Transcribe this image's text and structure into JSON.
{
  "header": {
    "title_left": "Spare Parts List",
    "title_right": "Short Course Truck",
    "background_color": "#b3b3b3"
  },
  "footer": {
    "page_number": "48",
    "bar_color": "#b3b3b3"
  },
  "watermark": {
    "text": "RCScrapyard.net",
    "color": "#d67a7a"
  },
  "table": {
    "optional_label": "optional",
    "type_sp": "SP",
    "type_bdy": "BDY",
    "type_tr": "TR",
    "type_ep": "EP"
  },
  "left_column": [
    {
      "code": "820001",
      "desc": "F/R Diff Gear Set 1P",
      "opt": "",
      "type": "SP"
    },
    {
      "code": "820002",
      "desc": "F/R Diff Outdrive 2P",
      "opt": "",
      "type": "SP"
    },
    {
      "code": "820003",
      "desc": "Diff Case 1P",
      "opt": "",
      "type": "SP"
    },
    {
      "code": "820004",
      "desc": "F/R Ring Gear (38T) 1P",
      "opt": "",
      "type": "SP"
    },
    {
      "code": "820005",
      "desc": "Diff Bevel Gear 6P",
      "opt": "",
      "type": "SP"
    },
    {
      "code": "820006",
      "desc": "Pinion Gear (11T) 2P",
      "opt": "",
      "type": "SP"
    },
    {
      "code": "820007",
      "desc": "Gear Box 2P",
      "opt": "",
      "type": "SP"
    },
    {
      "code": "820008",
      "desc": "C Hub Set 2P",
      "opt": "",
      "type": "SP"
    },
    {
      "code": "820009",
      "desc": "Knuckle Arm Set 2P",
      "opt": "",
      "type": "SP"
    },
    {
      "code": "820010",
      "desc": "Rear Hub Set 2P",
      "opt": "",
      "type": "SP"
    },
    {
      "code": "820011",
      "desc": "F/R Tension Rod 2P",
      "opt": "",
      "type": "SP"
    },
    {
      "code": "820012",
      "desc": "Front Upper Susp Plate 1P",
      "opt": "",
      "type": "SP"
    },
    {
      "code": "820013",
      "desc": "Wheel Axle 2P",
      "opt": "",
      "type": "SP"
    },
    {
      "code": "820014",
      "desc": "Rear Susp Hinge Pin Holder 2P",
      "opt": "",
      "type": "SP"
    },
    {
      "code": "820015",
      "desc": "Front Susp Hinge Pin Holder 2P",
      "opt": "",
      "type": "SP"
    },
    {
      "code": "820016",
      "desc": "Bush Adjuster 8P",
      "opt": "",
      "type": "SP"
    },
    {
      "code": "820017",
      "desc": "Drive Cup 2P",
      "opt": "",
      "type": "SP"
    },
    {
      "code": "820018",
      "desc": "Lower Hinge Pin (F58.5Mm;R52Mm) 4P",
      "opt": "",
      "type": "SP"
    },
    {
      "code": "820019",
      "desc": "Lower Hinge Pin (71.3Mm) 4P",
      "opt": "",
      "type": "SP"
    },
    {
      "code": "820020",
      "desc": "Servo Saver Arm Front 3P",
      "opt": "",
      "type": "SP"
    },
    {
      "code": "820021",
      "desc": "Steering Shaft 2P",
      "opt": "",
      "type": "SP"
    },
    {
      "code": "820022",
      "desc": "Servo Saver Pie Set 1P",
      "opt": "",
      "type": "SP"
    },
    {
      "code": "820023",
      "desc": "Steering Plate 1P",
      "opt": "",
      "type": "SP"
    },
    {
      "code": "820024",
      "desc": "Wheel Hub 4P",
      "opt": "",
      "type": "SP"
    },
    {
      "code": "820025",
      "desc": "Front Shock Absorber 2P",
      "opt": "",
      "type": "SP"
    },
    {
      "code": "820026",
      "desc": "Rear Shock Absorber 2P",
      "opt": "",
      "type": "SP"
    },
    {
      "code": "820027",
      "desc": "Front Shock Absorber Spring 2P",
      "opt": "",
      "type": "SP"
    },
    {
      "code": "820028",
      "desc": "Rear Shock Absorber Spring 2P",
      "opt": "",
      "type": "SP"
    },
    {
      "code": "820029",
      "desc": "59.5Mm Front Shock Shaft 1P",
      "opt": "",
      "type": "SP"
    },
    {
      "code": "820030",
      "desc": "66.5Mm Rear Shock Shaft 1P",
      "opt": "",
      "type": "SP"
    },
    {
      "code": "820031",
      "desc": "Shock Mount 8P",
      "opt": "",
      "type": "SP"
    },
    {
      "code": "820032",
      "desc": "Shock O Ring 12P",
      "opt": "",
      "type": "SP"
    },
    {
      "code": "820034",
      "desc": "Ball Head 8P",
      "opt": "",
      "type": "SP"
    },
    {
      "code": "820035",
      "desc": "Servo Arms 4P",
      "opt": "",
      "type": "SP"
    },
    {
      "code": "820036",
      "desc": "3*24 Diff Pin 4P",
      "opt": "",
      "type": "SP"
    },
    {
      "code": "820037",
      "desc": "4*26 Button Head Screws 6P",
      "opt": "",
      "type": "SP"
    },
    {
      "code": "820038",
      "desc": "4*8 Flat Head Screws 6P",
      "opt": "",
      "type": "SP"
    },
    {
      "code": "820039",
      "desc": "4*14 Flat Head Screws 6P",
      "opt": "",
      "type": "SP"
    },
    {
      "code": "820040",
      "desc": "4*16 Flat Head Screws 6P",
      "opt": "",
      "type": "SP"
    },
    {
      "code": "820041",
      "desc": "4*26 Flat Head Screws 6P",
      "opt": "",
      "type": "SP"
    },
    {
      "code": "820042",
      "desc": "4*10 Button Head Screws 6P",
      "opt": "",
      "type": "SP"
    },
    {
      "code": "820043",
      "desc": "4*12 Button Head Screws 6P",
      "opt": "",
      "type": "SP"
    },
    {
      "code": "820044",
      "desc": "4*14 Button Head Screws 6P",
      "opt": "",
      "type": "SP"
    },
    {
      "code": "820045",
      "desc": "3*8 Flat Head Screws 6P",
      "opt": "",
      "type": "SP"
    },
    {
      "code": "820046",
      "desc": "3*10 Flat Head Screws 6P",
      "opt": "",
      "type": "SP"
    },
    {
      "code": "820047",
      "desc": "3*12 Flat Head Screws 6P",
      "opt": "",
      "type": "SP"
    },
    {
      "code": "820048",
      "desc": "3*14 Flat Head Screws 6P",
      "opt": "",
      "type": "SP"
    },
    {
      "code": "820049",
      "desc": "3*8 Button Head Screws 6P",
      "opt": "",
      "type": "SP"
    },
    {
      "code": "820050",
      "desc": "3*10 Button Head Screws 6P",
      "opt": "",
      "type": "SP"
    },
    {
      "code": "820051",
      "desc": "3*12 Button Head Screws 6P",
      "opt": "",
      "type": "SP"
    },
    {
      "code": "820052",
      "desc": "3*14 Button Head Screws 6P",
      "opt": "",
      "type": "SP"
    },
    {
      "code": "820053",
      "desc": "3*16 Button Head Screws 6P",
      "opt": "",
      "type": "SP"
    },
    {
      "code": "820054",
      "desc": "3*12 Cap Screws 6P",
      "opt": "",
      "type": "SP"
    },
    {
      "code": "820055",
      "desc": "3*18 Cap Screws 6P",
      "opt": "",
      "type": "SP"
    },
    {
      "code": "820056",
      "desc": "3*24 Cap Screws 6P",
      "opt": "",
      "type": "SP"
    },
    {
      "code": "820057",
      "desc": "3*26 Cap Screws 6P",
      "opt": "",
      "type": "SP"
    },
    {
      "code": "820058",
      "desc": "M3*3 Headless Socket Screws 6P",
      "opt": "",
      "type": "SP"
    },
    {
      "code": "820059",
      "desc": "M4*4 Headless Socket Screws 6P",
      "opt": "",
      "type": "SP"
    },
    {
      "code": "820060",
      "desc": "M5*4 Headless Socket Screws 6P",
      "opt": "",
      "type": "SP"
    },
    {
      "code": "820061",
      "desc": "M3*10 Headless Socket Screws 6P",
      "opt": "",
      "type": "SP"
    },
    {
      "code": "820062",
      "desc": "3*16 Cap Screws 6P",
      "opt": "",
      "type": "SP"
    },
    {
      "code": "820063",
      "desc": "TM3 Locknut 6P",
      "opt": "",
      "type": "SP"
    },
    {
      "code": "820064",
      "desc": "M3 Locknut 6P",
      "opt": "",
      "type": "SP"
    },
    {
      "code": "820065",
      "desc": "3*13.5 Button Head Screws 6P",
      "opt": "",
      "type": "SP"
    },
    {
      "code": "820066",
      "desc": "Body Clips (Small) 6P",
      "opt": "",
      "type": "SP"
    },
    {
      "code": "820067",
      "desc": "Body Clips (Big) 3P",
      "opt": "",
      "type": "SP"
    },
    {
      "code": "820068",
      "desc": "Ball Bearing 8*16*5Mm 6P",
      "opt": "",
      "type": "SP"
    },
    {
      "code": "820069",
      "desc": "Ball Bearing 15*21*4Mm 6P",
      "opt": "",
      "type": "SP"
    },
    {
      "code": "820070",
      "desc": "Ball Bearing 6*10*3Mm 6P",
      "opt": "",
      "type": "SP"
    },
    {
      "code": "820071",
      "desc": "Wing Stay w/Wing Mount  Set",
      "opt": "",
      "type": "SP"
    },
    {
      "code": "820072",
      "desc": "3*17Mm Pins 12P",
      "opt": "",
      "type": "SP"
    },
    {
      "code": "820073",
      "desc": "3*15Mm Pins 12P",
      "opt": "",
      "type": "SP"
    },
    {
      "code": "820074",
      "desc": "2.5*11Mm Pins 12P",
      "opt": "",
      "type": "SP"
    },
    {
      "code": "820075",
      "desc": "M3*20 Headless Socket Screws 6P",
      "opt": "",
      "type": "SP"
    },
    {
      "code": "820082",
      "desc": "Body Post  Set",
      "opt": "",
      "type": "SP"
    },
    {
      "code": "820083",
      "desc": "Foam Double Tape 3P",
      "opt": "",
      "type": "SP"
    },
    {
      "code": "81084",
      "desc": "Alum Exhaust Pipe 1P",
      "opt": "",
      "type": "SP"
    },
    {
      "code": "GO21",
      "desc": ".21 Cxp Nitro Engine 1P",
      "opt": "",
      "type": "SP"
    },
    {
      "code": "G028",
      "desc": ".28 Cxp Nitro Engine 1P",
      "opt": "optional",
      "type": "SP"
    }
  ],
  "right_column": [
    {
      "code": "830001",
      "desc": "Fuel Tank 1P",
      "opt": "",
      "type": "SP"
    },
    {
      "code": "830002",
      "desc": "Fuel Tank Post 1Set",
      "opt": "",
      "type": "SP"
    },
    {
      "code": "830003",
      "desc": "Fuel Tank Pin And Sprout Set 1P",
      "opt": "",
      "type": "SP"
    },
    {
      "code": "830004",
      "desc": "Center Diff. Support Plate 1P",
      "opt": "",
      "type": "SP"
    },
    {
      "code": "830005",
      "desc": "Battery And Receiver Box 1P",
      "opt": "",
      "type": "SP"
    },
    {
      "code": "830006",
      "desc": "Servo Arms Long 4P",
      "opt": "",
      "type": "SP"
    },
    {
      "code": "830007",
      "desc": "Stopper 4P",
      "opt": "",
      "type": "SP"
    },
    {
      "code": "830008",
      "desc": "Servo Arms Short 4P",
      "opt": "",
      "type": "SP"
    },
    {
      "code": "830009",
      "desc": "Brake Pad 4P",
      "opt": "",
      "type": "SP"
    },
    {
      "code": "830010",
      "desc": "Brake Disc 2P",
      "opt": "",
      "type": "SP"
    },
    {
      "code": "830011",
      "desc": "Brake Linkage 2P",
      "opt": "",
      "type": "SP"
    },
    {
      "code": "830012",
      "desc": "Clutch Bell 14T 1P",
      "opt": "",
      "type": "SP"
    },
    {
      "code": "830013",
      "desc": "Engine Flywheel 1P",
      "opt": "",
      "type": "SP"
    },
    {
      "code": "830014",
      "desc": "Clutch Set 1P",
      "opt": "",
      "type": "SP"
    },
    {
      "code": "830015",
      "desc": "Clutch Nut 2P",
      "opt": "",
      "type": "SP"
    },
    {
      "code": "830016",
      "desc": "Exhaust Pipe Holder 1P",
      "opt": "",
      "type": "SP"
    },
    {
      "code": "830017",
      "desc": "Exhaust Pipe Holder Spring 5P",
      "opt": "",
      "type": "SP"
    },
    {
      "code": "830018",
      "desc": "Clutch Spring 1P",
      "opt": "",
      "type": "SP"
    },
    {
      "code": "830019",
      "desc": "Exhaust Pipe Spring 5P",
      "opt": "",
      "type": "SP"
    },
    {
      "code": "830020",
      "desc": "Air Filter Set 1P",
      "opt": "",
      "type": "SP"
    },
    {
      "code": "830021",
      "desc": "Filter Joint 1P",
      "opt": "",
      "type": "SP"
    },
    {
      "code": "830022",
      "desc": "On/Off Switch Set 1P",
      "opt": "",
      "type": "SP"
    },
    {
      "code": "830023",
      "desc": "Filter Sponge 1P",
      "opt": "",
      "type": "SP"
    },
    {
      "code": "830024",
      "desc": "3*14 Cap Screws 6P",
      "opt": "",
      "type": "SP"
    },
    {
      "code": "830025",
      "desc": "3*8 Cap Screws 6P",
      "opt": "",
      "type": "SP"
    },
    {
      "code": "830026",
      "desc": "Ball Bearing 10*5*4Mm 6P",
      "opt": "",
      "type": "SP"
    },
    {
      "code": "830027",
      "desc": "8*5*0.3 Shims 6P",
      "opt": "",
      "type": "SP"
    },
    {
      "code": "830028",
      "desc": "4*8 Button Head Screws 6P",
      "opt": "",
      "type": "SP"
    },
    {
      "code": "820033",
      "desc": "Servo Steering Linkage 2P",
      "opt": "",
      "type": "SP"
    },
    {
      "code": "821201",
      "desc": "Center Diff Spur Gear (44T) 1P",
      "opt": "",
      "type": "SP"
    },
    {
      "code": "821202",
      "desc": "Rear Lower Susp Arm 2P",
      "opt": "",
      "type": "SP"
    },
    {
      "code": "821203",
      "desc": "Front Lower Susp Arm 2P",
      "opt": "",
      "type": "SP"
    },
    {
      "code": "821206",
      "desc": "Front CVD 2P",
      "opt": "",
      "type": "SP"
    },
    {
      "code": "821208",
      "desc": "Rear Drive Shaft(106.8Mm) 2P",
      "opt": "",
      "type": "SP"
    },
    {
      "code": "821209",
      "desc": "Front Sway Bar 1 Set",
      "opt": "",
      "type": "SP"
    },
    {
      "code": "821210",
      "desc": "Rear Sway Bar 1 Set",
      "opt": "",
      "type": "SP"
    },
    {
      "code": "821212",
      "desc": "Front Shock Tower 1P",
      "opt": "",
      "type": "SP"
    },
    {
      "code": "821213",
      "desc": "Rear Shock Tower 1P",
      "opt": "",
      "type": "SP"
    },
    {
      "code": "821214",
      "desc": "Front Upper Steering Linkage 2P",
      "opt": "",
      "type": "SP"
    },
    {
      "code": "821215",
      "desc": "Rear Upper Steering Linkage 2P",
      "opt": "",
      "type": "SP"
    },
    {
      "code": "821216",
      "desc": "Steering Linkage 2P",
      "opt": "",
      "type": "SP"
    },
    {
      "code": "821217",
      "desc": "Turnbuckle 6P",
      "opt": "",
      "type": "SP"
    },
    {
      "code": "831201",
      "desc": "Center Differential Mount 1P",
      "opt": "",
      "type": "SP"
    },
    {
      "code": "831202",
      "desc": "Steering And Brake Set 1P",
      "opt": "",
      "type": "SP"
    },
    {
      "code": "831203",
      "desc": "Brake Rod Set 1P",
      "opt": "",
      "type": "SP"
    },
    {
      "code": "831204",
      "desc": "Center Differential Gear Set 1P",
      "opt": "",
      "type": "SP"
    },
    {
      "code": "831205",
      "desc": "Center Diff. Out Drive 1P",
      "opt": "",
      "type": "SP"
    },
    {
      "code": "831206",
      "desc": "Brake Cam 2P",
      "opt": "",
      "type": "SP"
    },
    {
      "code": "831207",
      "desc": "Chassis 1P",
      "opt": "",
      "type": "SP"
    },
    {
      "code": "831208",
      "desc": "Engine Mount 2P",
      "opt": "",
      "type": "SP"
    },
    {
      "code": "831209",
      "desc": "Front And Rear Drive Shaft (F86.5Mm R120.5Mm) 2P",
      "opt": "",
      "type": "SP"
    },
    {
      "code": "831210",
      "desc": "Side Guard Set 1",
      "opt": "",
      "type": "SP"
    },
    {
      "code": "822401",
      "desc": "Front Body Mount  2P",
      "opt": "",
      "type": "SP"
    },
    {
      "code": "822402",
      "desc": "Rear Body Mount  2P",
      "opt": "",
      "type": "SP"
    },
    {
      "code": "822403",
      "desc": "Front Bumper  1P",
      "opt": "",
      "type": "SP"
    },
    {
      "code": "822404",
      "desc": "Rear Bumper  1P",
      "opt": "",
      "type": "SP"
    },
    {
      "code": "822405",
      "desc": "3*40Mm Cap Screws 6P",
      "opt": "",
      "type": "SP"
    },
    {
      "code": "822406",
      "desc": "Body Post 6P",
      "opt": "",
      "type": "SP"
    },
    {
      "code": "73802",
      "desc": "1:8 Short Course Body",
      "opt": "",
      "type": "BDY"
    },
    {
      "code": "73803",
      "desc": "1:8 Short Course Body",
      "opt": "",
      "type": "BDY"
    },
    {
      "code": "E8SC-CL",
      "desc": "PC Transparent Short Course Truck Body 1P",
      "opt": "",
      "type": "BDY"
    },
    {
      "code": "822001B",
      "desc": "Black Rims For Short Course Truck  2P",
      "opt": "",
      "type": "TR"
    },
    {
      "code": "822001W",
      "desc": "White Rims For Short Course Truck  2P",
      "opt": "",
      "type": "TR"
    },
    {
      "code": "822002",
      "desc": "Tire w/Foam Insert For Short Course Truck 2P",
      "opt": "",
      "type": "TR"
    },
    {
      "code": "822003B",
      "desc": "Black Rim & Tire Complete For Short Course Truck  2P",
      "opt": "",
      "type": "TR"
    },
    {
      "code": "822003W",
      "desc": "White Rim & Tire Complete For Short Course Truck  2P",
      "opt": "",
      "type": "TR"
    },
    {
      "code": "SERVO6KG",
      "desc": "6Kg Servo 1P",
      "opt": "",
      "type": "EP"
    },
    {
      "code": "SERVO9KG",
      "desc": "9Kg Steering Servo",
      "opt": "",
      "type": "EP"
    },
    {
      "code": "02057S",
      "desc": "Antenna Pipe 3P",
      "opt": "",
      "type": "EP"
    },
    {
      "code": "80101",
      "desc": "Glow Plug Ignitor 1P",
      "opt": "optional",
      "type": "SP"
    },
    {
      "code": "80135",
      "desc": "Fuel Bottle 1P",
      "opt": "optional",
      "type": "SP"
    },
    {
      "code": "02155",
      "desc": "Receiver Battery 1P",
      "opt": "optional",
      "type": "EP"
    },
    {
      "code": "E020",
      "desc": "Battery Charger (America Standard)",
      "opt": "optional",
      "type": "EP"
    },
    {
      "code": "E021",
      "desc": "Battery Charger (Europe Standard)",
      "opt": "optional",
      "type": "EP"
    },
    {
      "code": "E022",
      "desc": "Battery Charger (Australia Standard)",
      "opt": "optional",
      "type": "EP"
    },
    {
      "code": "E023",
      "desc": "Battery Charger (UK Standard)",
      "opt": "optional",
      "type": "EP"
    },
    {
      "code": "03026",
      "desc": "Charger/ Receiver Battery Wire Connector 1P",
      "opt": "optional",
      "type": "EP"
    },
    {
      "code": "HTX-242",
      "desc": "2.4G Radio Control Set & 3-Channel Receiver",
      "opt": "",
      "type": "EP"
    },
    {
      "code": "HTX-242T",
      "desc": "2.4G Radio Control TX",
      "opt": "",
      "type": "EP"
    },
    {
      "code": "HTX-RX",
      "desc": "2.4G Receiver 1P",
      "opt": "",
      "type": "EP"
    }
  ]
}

*-*-*

From the listing, tally every line with the word "Tank" in it and give only the tally.

• [EXERCISE SOLUTION]
3